> [AIM OF THE EXERCISE] For the listing below, give the number of lines in which "data" occurs. Add nothing.

::::::::::

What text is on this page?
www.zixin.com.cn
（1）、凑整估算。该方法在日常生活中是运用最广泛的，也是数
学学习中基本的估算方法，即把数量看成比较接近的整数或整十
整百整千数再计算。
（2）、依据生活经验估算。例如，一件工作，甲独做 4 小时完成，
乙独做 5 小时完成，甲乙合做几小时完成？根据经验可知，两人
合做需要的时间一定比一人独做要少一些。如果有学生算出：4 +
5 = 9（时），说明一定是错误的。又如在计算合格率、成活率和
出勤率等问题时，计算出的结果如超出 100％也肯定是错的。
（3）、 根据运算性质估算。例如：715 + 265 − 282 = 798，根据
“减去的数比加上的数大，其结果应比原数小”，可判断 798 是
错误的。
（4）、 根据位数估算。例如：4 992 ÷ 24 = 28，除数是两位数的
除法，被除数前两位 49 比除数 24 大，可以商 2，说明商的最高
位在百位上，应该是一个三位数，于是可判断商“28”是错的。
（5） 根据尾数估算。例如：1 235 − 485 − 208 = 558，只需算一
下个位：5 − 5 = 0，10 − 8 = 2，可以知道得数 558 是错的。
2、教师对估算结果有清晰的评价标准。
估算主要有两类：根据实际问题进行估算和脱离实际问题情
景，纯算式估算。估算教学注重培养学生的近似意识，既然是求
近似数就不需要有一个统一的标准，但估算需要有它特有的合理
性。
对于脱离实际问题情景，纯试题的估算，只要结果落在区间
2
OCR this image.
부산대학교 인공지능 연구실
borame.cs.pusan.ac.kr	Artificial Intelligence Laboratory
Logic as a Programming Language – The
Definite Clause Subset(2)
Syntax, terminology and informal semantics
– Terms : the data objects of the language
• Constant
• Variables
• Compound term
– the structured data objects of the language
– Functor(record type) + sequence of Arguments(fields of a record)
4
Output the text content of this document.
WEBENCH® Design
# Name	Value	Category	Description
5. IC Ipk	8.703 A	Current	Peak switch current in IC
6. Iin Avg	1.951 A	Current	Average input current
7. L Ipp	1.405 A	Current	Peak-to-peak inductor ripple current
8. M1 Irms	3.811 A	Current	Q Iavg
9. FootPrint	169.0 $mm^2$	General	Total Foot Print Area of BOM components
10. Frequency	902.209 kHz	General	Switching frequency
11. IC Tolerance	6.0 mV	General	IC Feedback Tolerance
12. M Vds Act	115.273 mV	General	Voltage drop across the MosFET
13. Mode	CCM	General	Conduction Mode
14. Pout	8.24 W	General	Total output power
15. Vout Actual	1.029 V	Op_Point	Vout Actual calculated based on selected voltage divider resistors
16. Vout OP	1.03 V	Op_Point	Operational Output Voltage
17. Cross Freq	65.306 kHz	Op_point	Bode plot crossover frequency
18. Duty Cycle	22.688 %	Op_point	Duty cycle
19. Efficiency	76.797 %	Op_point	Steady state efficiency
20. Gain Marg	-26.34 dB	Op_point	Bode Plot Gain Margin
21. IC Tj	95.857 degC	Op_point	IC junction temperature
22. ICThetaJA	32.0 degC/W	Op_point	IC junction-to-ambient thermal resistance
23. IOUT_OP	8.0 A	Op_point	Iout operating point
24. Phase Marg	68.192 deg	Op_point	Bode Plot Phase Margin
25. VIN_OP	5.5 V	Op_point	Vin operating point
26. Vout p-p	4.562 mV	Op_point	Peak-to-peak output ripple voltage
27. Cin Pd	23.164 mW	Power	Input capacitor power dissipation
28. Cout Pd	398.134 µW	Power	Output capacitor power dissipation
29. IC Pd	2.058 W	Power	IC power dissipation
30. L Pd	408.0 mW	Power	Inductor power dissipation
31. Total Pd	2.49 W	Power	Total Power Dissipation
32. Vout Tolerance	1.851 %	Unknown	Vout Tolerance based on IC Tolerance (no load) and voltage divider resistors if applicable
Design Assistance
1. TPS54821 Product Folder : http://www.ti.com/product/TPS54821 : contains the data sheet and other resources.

::::::::::

> [CORRECT RESPONSE] 3